(TASK SET)
a) In the text on cat allergies, why might veterinarians run blood work and cultures alongside X-rays when diagnosing asthma?
b) Pick up the text on treating allergies in cats after its last sentence and carry it forward.

Asthma is most often diagnosed on radiographs, or X-rays. Veterinarians will likely also perform blood work to determine overall health and may perform cultures to rule out other diagnoses.
Treatment for Allergies in Cats
Most food allergies are treated by eliminating the offending food from your cat’s diet.
During flare-ups, treatment is supportive and based on the clinical signs present. Steroids, antibiotics, anti-diarrheal, antihistamines, and anti-nausea medication may all be used for acute cases.
Immunotherapy, or allergy vaccine, is the preferred method to treat atopy. These vaccines can be given as an injectable, or under the tongue. The formulations are specifically made based on the test results and individual allergens but can take from three months to one year for full effect.
Immunosuppressive drugs, like cyclosporine may bring allergy symptoms under control faster than immunotherapy, usually within a month.

(DATA TO EXAMINE)
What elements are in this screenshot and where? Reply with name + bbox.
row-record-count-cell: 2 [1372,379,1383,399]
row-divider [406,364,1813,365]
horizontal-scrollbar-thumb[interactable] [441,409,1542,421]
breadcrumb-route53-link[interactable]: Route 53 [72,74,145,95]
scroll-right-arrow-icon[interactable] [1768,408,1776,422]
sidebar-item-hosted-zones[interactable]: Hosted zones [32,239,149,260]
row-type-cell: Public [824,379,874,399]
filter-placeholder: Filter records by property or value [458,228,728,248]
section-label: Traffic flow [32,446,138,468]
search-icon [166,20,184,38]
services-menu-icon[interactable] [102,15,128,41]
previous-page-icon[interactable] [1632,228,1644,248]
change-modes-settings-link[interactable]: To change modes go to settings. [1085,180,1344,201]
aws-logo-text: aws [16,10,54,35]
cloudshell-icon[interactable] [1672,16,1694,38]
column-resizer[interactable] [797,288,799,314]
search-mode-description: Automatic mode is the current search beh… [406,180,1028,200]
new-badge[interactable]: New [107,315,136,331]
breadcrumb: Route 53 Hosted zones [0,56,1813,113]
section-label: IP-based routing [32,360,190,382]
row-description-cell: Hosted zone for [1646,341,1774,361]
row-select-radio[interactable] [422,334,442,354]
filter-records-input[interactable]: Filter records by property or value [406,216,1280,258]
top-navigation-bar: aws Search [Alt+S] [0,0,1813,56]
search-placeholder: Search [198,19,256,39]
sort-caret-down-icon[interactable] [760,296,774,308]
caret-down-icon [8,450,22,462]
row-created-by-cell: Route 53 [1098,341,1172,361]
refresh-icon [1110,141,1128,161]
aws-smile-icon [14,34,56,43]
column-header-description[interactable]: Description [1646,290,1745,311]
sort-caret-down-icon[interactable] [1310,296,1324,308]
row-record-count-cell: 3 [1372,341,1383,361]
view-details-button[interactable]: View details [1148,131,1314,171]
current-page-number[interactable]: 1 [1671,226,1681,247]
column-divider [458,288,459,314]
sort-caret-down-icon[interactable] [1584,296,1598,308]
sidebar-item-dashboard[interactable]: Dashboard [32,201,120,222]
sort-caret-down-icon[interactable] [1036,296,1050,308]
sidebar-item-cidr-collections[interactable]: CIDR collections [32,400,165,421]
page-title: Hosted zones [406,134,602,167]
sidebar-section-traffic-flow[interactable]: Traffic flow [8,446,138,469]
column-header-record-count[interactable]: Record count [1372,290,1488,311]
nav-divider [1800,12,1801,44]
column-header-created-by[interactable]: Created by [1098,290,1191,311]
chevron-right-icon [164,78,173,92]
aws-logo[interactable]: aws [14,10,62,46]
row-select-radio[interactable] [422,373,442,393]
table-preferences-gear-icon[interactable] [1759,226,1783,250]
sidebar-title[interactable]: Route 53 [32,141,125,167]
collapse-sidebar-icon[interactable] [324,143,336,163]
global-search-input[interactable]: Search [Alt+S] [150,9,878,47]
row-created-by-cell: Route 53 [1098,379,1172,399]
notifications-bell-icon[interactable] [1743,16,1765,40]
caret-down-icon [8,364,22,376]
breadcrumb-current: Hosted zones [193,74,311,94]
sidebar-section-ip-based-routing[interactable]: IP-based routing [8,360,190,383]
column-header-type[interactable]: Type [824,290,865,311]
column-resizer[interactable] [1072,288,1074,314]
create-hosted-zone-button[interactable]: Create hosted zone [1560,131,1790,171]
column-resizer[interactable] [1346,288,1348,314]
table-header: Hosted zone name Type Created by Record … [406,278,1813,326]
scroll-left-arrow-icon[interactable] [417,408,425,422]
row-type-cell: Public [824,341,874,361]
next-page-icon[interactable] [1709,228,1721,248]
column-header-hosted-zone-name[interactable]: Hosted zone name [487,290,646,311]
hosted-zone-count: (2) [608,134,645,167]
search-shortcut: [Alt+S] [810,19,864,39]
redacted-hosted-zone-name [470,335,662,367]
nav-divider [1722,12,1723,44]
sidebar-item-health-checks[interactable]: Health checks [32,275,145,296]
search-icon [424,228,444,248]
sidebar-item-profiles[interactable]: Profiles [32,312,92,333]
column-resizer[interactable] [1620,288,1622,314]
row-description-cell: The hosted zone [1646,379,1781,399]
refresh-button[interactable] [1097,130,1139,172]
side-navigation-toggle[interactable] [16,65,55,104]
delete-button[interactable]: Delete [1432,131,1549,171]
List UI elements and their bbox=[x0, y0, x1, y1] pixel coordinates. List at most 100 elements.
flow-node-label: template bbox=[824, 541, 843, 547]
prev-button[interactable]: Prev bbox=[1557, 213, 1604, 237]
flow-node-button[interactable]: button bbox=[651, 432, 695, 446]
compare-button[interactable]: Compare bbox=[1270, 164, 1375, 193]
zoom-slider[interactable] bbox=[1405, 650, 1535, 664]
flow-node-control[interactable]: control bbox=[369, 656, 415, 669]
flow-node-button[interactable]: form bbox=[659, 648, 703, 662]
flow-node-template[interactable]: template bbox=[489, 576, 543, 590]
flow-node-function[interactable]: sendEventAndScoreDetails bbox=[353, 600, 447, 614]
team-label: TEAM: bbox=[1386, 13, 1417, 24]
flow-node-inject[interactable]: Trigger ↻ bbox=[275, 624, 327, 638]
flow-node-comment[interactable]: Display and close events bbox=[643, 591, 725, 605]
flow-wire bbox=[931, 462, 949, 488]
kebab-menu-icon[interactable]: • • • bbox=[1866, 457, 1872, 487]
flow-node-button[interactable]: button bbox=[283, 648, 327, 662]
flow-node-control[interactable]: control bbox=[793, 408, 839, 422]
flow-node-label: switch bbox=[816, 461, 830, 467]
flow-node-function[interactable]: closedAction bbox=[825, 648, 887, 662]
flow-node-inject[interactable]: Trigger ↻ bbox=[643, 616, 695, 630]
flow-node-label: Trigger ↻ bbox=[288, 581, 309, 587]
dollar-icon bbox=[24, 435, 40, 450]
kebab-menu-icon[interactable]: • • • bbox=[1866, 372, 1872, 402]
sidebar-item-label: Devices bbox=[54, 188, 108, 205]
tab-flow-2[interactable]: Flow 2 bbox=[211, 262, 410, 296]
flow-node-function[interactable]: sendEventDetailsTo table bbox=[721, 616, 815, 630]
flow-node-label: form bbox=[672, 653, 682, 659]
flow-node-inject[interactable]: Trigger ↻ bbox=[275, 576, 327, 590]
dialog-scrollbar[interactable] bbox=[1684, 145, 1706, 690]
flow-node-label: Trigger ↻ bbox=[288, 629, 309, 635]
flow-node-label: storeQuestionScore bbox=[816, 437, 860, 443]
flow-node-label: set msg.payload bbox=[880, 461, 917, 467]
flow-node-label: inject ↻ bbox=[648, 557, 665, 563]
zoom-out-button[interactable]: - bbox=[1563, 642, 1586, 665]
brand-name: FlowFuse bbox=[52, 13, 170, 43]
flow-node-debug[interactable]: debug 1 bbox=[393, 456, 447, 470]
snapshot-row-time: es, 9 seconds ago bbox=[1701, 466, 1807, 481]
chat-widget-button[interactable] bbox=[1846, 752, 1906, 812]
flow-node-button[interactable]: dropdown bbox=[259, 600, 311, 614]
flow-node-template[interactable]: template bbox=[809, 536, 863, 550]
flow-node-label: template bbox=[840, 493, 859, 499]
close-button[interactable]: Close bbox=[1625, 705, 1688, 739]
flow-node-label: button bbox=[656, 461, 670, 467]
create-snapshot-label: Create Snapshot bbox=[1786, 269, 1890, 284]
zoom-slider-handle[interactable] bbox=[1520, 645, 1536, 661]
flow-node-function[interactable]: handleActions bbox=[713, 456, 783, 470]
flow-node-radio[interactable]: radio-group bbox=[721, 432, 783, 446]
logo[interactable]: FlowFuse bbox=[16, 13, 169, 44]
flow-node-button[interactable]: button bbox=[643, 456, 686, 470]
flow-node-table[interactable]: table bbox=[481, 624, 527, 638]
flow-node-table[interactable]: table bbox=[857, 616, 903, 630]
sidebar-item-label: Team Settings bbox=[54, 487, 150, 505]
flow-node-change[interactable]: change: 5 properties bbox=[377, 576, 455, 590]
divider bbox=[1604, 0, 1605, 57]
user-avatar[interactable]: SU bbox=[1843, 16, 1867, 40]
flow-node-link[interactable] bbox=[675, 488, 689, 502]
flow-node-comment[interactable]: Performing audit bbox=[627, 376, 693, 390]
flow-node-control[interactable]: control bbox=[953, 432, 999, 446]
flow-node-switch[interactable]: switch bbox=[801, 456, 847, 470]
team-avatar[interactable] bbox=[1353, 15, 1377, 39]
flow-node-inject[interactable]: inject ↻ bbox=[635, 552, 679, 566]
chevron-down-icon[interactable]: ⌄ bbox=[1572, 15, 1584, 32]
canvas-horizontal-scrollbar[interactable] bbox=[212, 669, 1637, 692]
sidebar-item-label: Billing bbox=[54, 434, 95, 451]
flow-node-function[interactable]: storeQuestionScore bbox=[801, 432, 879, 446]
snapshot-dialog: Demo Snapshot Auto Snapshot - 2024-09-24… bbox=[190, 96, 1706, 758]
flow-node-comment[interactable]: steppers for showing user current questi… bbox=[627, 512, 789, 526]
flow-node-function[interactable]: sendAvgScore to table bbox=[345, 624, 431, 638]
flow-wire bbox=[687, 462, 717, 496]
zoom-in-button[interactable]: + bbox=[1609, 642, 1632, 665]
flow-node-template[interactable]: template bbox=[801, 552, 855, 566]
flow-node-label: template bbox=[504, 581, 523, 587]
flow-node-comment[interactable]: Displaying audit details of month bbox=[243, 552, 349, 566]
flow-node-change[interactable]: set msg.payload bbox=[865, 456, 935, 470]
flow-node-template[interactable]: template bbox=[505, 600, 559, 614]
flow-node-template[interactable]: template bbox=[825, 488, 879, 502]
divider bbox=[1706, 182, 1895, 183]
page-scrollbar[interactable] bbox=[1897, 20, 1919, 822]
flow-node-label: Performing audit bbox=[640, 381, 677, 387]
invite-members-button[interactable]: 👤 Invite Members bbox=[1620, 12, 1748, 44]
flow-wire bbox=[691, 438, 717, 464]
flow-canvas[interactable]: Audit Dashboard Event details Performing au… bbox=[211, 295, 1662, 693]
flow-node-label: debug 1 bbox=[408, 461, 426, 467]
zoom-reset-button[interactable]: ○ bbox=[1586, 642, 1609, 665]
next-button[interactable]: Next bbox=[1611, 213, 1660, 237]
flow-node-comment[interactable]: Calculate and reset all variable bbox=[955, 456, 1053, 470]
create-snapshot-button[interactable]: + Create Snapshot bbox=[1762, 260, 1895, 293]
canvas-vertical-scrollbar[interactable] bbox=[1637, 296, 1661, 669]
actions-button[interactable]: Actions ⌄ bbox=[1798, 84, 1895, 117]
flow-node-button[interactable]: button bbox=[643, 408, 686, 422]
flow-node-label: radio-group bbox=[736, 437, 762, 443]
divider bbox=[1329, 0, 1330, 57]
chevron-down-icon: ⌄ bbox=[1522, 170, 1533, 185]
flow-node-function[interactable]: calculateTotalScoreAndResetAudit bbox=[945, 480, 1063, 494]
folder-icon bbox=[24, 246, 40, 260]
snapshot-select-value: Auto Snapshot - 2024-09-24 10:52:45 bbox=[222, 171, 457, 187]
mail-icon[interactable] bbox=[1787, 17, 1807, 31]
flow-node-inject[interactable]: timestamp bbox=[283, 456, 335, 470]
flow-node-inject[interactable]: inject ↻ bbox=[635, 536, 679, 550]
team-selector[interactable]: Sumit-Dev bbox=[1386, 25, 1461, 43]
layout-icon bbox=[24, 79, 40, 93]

(OUTPUTS IN ORDER)
a) Blood work shows the cat's overall health. Cultures help rule out other diagnoses.

b)
During severe episodes, cats may require supportive care based on their clinical signs. Medications may include:
Antibiotics and antifungals for secondary infections
Cats with a suspected or confirmed flea allergy should receive flea control treatment. It is important to use only those products made specifically for cats. Most products come in a topical liquid or collar. Based on the flea’s lifecycle, these cats must be treated for at least 3 consecutive months in addition to environmental decontamination.
Supportive therapy may be required in the early phases. Cats frequently have secondary infections and may need antibiotics, steroids, anti-inflammatories, or topical therapy.
Allergic Contact Dermatitis
Once identified, the offending substance should be removed as a primary method of treatment. Hypoallergenic shampoos and wipes may help remove the offending allergen, but (as pet parents know) not all cats are happy with this treatment.
Other treatments include topical therapy, steroids, immunosuppressive and immunomodulating drugs.
Cutaneous Drug Eruptions
Most cutaneous drug eruptions are treated by stopping the offending drug. Some cases may require supportive care, hospitalization, and pain management. Severe reactions may require immunosuppressive therapy.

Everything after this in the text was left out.